▶ [WHAT YOU WILL DO] Copy out every line exactly as given.

▶ [DATA FOR THIS EXERCISE]
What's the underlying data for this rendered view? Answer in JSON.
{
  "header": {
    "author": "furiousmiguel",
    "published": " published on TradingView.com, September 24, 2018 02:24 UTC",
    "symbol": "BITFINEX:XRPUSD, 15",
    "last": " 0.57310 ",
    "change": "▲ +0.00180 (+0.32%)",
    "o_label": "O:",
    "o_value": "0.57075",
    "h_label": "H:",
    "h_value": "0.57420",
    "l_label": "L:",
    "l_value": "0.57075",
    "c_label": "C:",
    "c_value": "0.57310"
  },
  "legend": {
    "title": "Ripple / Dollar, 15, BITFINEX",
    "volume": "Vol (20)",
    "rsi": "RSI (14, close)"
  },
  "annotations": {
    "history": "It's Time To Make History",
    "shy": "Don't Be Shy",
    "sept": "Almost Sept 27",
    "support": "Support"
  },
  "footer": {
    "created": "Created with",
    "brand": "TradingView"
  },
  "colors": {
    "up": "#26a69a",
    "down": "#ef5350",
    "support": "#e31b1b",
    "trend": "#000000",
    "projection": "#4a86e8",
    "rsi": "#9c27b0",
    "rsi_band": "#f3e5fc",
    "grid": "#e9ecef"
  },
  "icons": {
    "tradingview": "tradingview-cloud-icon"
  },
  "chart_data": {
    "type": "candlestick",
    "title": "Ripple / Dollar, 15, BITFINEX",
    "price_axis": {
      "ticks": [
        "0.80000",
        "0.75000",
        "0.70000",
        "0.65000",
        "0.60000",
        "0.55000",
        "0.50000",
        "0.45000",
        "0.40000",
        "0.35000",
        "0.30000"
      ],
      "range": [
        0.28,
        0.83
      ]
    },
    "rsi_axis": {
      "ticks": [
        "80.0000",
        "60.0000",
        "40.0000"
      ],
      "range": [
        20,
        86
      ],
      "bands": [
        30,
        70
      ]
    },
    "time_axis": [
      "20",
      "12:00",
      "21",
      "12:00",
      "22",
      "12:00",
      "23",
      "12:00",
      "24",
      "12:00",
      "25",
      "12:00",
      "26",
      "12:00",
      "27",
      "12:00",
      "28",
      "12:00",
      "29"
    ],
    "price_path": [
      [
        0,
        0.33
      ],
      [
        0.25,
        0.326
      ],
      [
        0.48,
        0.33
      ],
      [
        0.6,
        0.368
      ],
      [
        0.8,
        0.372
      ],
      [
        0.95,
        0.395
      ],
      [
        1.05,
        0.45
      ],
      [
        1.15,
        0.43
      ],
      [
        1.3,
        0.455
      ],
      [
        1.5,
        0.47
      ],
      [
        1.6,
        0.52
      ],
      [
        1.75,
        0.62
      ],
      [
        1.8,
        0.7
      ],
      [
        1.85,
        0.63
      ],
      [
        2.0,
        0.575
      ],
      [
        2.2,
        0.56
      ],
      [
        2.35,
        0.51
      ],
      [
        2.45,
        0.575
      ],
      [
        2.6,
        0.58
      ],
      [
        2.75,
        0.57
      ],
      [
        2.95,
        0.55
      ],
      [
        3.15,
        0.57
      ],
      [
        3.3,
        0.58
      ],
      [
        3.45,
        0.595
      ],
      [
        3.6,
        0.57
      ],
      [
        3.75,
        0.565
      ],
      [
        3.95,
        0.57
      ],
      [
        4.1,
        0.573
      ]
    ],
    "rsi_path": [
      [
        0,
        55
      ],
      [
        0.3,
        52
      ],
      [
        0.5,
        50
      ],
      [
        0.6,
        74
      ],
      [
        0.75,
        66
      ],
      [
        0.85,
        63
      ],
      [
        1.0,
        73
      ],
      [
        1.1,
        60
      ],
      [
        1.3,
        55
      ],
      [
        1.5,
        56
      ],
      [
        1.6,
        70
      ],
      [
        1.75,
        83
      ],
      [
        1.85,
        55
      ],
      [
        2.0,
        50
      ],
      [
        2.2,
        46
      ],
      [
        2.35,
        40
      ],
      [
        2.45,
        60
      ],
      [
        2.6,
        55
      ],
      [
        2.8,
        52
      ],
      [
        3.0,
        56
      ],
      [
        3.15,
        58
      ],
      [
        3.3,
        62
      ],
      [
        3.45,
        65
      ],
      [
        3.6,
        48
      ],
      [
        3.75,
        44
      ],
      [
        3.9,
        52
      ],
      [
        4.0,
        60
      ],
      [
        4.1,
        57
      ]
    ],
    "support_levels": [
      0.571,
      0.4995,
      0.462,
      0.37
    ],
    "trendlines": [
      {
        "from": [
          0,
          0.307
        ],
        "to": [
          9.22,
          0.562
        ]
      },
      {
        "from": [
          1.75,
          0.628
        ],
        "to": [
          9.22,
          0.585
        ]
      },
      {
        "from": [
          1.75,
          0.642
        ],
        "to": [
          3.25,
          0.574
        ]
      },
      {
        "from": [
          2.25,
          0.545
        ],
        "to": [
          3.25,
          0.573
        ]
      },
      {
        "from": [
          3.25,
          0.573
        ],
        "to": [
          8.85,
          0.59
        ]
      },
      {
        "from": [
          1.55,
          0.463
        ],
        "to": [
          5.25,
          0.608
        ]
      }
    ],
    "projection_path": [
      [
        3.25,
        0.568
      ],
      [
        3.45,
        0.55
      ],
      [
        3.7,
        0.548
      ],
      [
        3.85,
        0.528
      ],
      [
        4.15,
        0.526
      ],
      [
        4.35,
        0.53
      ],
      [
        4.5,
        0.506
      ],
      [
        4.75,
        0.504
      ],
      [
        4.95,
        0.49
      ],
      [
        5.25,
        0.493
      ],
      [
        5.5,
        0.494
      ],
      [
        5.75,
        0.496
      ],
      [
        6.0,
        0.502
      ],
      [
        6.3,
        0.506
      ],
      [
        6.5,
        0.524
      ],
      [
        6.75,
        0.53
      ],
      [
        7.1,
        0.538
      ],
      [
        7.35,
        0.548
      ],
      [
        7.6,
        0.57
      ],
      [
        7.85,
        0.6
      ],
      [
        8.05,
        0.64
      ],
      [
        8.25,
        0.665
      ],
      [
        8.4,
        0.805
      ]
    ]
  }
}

▶ [EXERCISE RESPONSE]
What's the underlying data for this rendered view? Answer in JSON.
{
  "header": {
    "author": "furiousmiguel",
    "published": " published on TradingView.com, September 24, 2018 02:24 UTC",
    "symbol": "BITFINEX:XRPUSD, 15",
    "last": " 0.57310 ",
    "change": "▲ +0.00180 (+0.32%)",
    "o_label": "O:",
    "o_value": "0.57075",
    "h_label": "H:",
    "h_value": "0.57420",
    "l_label": "L:",
    "l_value": "0.57075",
    "c_label": "C:",
    "c_value": "0.57310"
  },
  "legend": {
    "title": "Ripple / Dollar, 15, BITFINEX",
    "volume": "Vol (20)",
    "rsi": "RSI (14, close)"
  },
  "annotations": {
    "history": "It's Time To Make History",
    "shy": "Don't Be Shy",
    "sept": "Almost Sept 27",
    "support": "Support"
  },
  "footer": {
    "created": "Created with",
    "brand": "TradingView"
  },
  "colors": {
    "up": "#26a69a",
    "down": "#ef5350",
    "support": "#e31b1b",
    "trend": "#000000",
    "projection": "#4a86e8",
    "rsi": "#9c27b0",
    "rsi_band": "#f3e5fc",
    "grid": "#e9ecef"
  },
  "icons": {
    "tradingview": "tradingview-cloud-icon"
  },
  "chart_data": {
    "type": "candlestick",
    "title": "Ripple / Dollar, 15, BITFINEX",
    "price_axis": {
      "ticks": [
        "0.80000",
        "0.75000",
        "0.70000",
        "0.65000",
        "0.60000",
        "0.55000",
        "0.50000",
        "0.45000",
        "0.40000",
        "0.35000",
        "0.30000"
      ],
      "range": [
        0.28,
        0.83
      ]
    },
    "rsi_axis": {
      "ticks": [
        "80.0000",
        "60.0000",
        "40.0000"
      ],
      "range": [
        20,
        86
      ],
      "bands": [
        30,
        70
      ]
    },
    "time_axis": [
      "20",
      "12:00",
      "21",
      "12:00",
      "22",
      "12:00",
      "23",
      "12:00",
      "24",
      "12:00",
      "25",
      "12:00",
      "26",
      "12:00",
      "27",
      "12:00",
      "28",
      "12:00",
      "29"
    ],
    "price_path": [
      [
        0,
        0.33
      ],
      [
        0.25,
        0.326
      ],
      [
        0.48,
        0.33
      ],
      [
        0.6,
        0.368
      ],
      [
        0.8,
        0.372
      ],
      [
        0.95,
        0.395
      ],
      [
        1.05,
        0.45
      ],
      [
        1.15,
        0.43
      ],
      [
        1.3,
        0.455
      ],
      [
        1.5,
        0.47
      ],
      [
        1.6,
        0.52
      ],
      [
        1.75,
        0.62
      ],
      [
        1.8,
        0.7
      ],
      [
        1.85,
        0.63
      ],
      [
        2.0,
        0.575
      ],
      [
        2.2,
        0.56
      ],
      [
        2.35,
        0.51
      ],
      [
        2.45,
        0.575
      ],
      [
        2.6,
        0.58
      ],
      [
        2.75,
        0.57
      ],
      [
        2.95,
        0.55
      ],
      [
        3.15,
        0.57
      ],
      [
        3.3,
        0.58
      ],
      [
        3.45,
        0.595
      ],
      [
        3.6,
        0.57
      ],
      [
        3.75,
        0.565
      ],
      [
        3.95,
        0.57
      ],
      [
        4.1,
        0.573
      ]
    ],
    "rsi_path": [
      [
        0,
        55
      ],
      [
        0.3,
        52
      ],
      [
        0.5,
        50
      ],
      [
        0.6,
        74
      ],
      [
        0.75,
        66
      ],
      [
        0.85,
        63
      ],
      [
        1.0,
        73
      ],
      [
        1.1,
        60
      ],
      [
        1.3,
        55
      ],
      [
        1.5,
        56
      ],
      [
        1.6,
        70
      ],
      [
        1.75,
        83
      ],
      [
        1.85,
        55
      ],
      [
        2.0,
        50
      ],
      [
        2.2,
        46
      ],
      [
        2.35,
        40
      ],
      [
        2.45,
        60
      ],
      [
        2.6,
        55
      ],
      [
        2.8,
        52
      ],
      [
        3.0,
        56
      ],
      [
        3.15,
        58
      ],
      [
        3.3,
        62
      ],
      [
        3.45,
        65
      ],
      [
        3.6,
        48
      ],
      [
        3.75,
        44
      ],
      [
        3.9,
        52
      ],
      [
        4.0,
        60
      ],
      [
        4.1,
        57
      ]
    ],
    "support_levels": [
      0.571,
      0.4995,
      0.462,
      0.37
    ],
    "trendlines": [
      {
        "from": [
          0,
          0.307
        ],
        "to": [
          9.22,
          0.562
        ]
      },
      {
        "from": [
          1.75,
          0.628
        ],
        "to": [
          9.22,
          0.585
        ]
      },
      {
        "from": [
          1.75,
          0.642
        ],
        "to": [
          3.25,
          0.574
        ]
      },
      {
        "from": [
          2.25,
          0.545
        ],
        "to": [
          3.25,
          0.573
        ]
      },
      {
        "from": [
          3.25,
          0.573
        ],
        "to": [
          8.85,
          0.59
        ]
      },
      {
        "from": [
          1.55,
          0.463
        ],
        "to": [
          5.25,
          0.608
        ]
      }
    ],
    "projection_path": [
      [
        3.25,
        0.568
      ],
      [
        3.45,
        0.55
      ],
      [
        3.7,
        0.548
      ],
      [
        3.85,
        0.528
      ],
      [
        4.15,
        0.526
      ],
      [
        4.35,
        0.53
      ],
      [
        4.5,
        0.506
      ],
      [
        4.75,
        0.504
      ],
      [
        4.95,
        0.49
      ],
      [
        5.25,
        0.493
      ],
      [
        5.5,
        0.494
      ],
      [
        5.75,
        0.496
      ],
      [
        6.0,
        0.502
      ],
      [
        6.3,
        0.506
      ],
      [
        6.5,
        0.524
      ],
      [
        6.75,
        0.53
      ],
      [
        7.1,
        0.538
      ],
      [
        7.35,
        0.548
      ],
      [
        7.6,
        0.57
      ],
      [
        7.85,
        0.6
      ],
      [
        8.05,
        0.64
      ],
      [
        8.25,
        0.665
      ],
      [
        8.4,
        0.805
      ]
    ]
  }
}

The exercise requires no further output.